• [Problem to solve] Repeat, line for line, the entries printed below.

------------------------------------------------

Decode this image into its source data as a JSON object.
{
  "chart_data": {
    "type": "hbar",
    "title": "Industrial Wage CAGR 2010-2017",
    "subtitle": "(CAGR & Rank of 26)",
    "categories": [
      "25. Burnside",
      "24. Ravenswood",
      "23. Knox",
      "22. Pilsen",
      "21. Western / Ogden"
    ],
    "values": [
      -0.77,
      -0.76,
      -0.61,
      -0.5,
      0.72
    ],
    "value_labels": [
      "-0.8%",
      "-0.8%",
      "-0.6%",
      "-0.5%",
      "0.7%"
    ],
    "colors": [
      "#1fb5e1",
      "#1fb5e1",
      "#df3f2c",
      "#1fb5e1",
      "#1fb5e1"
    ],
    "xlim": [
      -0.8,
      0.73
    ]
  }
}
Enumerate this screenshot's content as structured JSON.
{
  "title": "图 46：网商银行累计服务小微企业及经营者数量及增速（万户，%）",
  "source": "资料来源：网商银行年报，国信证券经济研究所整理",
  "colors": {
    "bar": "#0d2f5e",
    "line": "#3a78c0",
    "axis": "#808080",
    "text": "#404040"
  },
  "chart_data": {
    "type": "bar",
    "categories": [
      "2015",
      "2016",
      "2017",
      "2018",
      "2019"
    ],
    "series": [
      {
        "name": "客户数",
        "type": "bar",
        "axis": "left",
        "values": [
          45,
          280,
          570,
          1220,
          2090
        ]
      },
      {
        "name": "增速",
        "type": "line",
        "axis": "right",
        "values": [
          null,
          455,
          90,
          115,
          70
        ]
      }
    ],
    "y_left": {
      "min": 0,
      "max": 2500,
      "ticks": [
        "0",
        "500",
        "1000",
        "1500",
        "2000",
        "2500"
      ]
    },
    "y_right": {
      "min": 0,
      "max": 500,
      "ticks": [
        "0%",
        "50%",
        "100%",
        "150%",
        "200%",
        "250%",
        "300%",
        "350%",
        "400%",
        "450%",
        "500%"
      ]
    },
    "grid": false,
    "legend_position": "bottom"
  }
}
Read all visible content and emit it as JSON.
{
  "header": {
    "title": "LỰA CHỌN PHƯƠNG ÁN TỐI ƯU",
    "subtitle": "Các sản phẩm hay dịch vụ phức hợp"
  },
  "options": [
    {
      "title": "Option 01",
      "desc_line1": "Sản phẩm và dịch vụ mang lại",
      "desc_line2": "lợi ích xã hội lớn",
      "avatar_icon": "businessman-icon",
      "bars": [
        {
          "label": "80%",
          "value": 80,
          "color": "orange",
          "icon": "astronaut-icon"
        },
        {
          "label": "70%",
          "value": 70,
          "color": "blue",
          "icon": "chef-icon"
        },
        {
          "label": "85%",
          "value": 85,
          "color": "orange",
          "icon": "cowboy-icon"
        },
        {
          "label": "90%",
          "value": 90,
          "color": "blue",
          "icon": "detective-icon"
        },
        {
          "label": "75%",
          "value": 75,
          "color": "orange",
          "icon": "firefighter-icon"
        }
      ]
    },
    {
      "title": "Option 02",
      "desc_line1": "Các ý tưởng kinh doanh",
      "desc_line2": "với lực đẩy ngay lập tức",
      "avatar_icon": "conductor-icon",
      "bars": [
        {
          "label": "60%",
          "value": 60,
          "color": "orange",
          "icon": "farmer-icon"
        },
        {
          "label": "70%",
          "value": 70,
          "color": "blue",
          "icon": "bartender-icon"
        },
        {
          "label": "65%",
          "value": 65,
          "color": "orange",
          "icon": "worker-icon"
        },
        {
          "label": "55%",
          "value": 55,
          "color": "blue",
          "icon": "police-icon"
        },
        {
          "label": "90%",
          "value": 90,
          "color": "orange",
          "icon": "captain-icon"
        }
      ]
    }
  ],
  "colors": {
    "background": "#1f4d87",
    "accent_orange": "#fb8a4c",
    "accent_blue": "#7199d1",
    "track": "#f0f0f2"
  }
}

------------------------------------------------

• [Result of the task]
Decode this image into its source data as a JSON object.
{
  "chart_data": {
    "type": "hbar",
    "title": "Industrial Wage CAGR 2010-2017",
    "subtitle": "(CAGR & Rank of 26)",
    "categories": [
      "25. Burnside",
      "24. Ravenswood",
      "23. Knox",
      "22. Pilsen",
      "21. Western / Ogden"
    ],
    "values": [
      -0.77,
      -0.76,
      -0.61,
      -0.5,
      0.72
    ],
    "value_labels": [
      "-0.8%",
      "-0.8%",
      "-0.6%",
      "-0.5%",
      "0.7%"
    ],
    "colors": [
      "#1fb5e1",
      "#1fb5e1",
      "#df3f2c",
      "#1fb5e1",
      "#1fb5e1"
    ],
    "xlim": [
      -0.8,
      0.73
    ]
  }
}
Enumerate this screenshot's content as structured JSON.
{
  "title": "图 46：网商银行累计服务小微企业及经营者数量及增速（万户，%）",
  "source": "资料来源：网商银行年报，国信证券经济研究所整理",
  "colors": {
    "bar": "#0d2f5e",
    "line": "#3a78c0",
    "axis": "#808080",
    "text": "#404040"
  },
  "chart_data": {
    "type": "bar",
    "categories": [
      "2015",
      "2016",
      "2017",
      "2018",
      "2019"
    ],
    "series": [
      {
        "name": "客户数",
        "type": "bar",
        "axis": "left",
        "values": [
          45,
          280,
          570,
          1220,
          2090
        ]
      },
      {
        "name": "增速",
        "type": "line",
        "axis": "right",
        "values": [
          null,
          455,
          90,
          115,
          70
        ]
      }
    ],
    "y_left": {
      "min": 0,
      "max": 2500,
      "ticks": [
        "0",
        "500",
        "1000",
        "1500",
        "2000",
        "2500"
      ]
    },
    "y_right": {
      "min": 0,
      "max": 500,
      "ticks": [
        "0%",
        "50%",
        "100%",
        "150%",
        "200%",
        "250%",
        "300%",
        "350%",
        "400%",
        "450%",
        "500%"
      ]
    },
    "grid": false,
    "legend_position": "bottom"
  }
}
Read all visible content and emit it as JSON.
{
  "header": {
    "title": "LỰA CHỌN PHƯƠNG ÁN TỐI ƯU",
    "subtitle": "Các sản phẩm hay dịch vụ phức hợp"
  },
  "options": [
    {
      "title": "Option 01",
      "desc_line1": "Sản phẩm và dịch vụ mang lại",
      "desc_line2": "lợi ích xã hội lớn",
      "avatar_icon": "businessman-icon",
      "bars": [
        {
          "label": "80%",
          "value": 80,
          "color": "orange",
          "icon": "astronaut-icon"
        },
        {
          "label": "70%",
          "value": 70,
          "color": "blue",
          "icon": "chef-icon"
        },
        {
          "label": "85%",
          "value": 85,
          "color": "orange",
          "icon": "cowboy-icon"
        },
        {
          "label": "90%",
          "value": 90,
          "color": "blue",
          "icon": "detective-icon"
        },
        {
          "label": "75%",
          "value": 75,
          "color": "orange",
          "icon": "firefighter-icon"
        }
      ]
    },
    {
      "title": "Option 02",
      "desc_line1": "Các ý tưởng kinh doanh",
      "desc_line2": "với lực đẩy ngay lập tức",
      "avatar_icon": "conductor-icon",
      "bars": [
        {
          "label": "60%",
          "value": 60,
          "color": "orange",
          "icon": "farmer-icon"
        },
        {
          "label": "70%",
          "value": 70,
          "color": "blue",
          "icon": "bartender-icon"
        },
        {
          "label": "65%",
          "value": 65,
          "color": "orange",
          "icon": "worker-icon"
        },
        {
          "label": "55%",
          "value": 55,
          "color": "blue",
          "icon": "police-icon"
        },
        {
          "label": "90%",
          "value": 90,
          "color": "orange",
          "icon": "captain-icon"
        }
      ]
    }
  ],
  "colors": {
    "background": "#1f4d87",
    "accent_orange": "#fb8a4c",
    "accent_blue": "#7199d1",
    "track": "#f0f0f2"
  }
}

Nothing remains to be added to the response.